>> start Data for the task

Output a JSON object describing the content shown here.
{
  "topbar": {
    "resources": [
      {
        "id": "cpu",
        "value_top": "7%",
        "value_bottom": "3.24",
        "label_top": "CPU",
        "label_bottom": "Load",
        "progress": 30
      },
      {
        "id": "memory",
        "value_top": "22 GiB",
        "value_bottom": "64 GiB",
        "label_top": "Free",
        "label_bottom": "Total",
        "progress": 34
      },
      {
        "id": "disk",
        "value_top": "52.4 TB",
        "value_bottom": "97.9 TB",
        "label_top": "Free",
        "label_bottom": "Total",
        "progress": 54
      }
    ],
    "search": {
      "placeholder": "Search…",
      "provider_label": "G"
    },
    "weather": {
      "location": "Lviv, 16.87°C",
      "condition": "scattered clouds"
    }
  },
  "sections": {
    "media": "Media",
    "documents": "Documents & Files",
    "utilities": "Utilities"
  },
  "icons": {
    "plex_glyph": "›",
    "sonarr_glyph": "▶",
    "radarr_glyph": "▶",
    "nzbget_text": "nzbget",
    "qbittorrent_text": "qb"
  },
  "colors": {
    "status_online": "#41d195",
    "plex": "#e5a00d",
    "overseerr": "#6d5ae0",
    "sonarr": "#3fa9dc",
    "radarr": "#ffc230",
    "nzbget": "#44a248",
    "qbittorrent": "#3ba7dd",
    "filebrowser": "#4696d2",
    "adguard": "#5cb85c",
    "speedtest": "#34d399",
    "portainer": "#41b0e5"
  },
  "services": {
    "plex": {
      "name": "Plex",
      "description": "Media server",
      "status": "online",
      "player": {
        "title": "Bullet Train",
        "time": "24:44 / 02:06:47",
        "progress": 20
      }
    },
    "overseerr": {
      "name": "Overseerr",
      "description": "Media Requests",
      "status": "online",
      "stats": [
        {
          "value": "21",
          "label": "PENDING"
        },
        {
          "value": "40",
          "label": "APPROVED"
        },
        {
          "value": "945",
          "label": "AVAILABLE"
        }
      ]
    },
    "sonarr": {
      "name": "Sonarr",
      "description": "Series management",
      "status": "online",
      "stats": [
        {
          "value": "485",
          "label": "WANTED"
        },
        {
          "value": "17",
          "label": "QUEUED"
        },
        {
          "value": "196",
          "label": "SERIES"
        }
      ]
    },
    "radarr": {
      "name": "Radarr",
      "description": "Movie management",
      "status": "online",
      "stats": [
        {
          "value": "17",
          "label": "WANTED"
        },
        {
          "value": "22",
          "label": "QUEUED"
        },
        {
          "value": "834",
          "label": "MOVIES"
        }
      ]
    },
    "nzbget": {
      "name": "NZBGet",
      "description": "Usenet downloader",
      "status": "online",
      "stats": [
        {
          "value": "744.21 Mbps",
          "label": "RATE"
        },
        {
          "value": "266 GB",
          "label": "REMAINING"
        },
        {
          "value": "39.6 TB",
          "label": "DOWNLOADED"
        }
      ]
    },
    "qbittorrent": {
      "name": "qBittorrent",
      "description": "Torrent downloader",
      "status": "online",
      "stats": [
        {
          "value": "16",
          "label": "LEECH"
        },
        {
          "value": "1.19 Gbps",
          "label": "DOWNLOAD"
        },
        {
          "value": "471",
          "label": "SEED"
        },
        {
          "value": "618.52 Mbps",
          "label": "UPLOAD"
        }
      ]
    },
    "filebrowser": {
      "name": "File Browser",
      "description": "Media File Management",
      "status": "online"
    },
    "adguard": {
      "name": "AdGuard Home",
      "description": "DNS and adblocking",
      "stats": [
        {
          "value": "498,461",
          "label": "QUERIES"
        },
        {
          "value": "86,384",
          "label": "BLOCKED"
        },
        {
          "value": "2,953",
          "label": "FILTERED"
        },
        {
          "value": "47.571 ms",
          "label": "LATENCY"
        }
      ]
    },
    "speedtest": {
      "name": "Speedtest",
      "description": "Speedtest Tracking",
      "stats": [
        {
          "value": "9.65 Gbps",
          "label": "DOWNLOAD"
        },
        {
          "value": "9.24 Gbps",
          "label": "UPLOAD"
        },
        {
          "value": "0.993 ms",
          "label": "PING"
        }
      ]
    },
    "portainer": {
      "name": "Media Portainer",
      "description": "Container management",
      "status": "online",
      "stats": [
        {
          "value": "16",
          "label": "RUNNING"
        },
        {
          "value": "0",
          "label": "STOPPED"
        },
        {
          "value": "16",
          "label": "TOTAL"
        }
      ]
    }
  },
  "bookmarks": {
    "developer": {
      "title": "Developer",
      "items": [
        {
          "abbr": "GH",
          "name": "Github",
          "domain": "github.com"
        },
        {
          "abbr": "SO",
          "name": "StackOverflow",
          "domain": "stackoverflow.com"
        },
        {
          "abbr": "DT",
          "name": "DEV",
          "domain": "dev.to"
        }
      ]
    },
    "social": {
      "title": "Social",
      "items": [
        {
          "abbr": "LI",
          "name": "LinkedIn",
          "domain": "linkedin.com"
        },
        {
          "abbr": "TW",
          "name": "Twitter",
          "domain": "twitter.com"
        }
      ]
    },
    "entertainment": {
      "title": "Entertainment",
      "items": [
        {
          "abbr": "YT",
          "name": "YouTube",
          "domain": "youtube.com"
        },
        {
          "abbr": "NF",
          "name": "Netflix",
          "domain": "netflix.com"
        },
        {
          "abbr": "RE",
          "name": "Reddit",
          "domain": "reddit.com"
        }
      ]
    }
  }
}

>> end Data for the task

Short task ->
All of the records must be retyped exactly as they are.

Task output ->
Output a JSON object describing the content shown here.
{
  "topbar": {
    "resources": [
      {
        "id": "cpu",
        "value_top": "7%",
        "value_bottom": "3.24",
        "label_top": "CPU",
        "label_bottom": "Load",
        "progress": 30
      },
      {
        "id": "memory",
        "value_top": "22 GiB",
        "value_bottom": "64 GiB",
        "label_top": "Free",
        "label_bottom": "Total",
        "progress": 34
      },
      {
        "id": "disk",
        "value_top": "52.4 TB",
        "value_bottom": "97.9 TB",
        "label_top": "Free",
        "label_bottom": "Total",
        "progress": 54
      }
    ],
    "search": {
      "placeholder": "Search…",
      "provider_label": "G"
    },
    "weather": {
      "location": "Lviv, 16.87°C",
      "condition": "scattered clouds"
    }
  },
  "sections": {
    "media": "Media",
    "documents": "Documents & Files",
    "utilities": "Utilities"
  },
  "icons": {
    "plex_glyph": "›",
    "sonarr_glyph": "▶",
    "radarr_glyph": "▶",
    "nzbget_text": "nzbget",
    "qbittorrent_text": "qb"
  },
  "colors": {
    "status_online": "#41d195",
    "plex": "#e5a00d",
    "overseerr": "#6d5ae0",
    "sonarr": "#3fa9dc",
    "radarr": "#ffc230",
    "nzbget": "#44a248",
    "qbittorrent": "#3ba7dd",
    "filebrowser": "#4696d2",
    "adguard": "#5cb85c",
    "speedtest": "#34d399",
    "portainer": "#41b0e5"
  },
  "services": {
    "plex": {
      "name": "Plex",
      "description": "Media server",
      "status": "online",
      "player": {
        "title": "Bullet Train",
        "time": "24:44 / 02:06:47",
        "progress": 20
      }
    },
    "overseerr": {
      "name": "Overseerr",
      "description": "Media Requests",
      "status": "online",
      "stats": [
        {
          "value": "21",
          "label": "PENDING"
        },
        {
          "value": "40",
          "label": "APPROVED"
        },
        {
          "value": "945",
          "label": "AVAILABLE"
        }
      ]
    },
    "sonarr": {
      "name": "Sonarr",
      "description": "Series management",
      "status": "online",
      "stats": [
        {
          "value": "485",
          "label": "WANTED"
        },
        {
          "value": "17",
          "label": "QUEUED"
        },
        {
          "value": "196",
          "label": "SERIES"
        }
      ]
    },
    "radarr": {
      "name": "Radarr",
      "description": "Movie management",
      "status": "online",
      "stats": [
        {
          "value": "17",
          "label": "WANTED"
        },
        {
          "value": "22",
          "label": "QUEUED"
        },
        {
          "value": "834",
          "label": "MOVIES"
        }
      ]
    },
    "nzbget": {
      "name": "NZBGet",
      "description": "Usenet downloader",
      "status": "online",
      "stats": [
        {
          "value": "744.21 Mbps",
          "label": "RATE"
        },
        {
          "value": "266 GB",
          "label": "REMAINING"
        },
        {
          "value": "39.6 TB",
          "label": "DOWNLOADED"
        }
      ]
    },
    "qbittorrent": {
      "name": "qBittorrent",
      "description": "Torrent downloader",
      "status": "online",
      "stats": [
        {
          "value": "16",
          "label": "LEECH"
        },
        {
          "value": "1.19 Gbps",
          "label": "DOWNLOAD"
        },
        {
          "value": "471",
          "label": "SEED"
        },
        {
          "value": "618.52 Mbps",
          "label": "UPLOAD"
        }
      ]
    },
    "filebrowser": {
      "name": "File Browser",
      "description": "Media File Management",
      "status": "online"
    },
    "adguard": {
      "name": "AdGuard Home",
      "description": "DNS and adblocking",
      "stats": [
        {
          "value": "498,461",
          "label": "QUERIES"
        },
        {
          "value": "86,384",
          "label": "BLOCKED"
        },
        {
          "value": "2,953",
          "label": "FILTERED"
        },
        {
          "value": "47.571 ms",
          "label": "LATENCY"
        }
      ]
    },
    "speedtest": {
      "name": "Speedtest",
      "description": "Speedtest Tracking",
      "stats": [
        {
          "value": "9.65 Gbps",
          "label": "DOWNLOAD"
        },
        {
          "value": "9.24 Gbps",
          "label": "UPLOAD"
        },
        {
          "value": "0.993 ms",
          "label": "PING"
        }
      ]
    },
    "portainer": {
      "name": "Media Portainer",
      "description": "Container management",
      "status": "online",
      "stats": [
        {
          "value": "16",
          "label": "RUNNING"
        },
        {
          "value": "0",
          "label": "STOPPED"
        },
        {
          "value": "16",
          "label": "TOTAL"
        }
      ]
    }
  },
  "bookmarks": {
    "developer": {
      "title": "Developer",
      "items": [
        {
          "abbr": "GH",
          "name": "Github",
          "domain": "github.com"
        },
        {
          "abbr": "SO",
          "name": "StackOverflow",
          "domain": "stackoverflow.com"
        },
        {
          "abbr": "DT",
          "name": "DEV",
          "domain": "dev.to"
        }
      ]
    },
    "social": {
      "title": "Social",
      "items": [
        {
          "abbr": "LI",
          "name": "LinkedIn",
          "domain": "linkedin.com"
        },
        {
          "abbr": "TW",
          "name": "Twitter",
          "domain": "twitter.com"
        }
      ]
    },
    "entertainment": {
      "title": "Entertainment",
      "items": [
        {
          "abbr": "YT",
          "name": "YouTube",
          "domain": "youtube.com"
        },
        {
          "abbr": "NF",
          "name": "Netflix",
          "domain": "netflix.com"
        },
        {
          "abbr": "RE",
          "name": "Reddit",
          "domain": "reddit.com"
        }
      ]
    }
  }
}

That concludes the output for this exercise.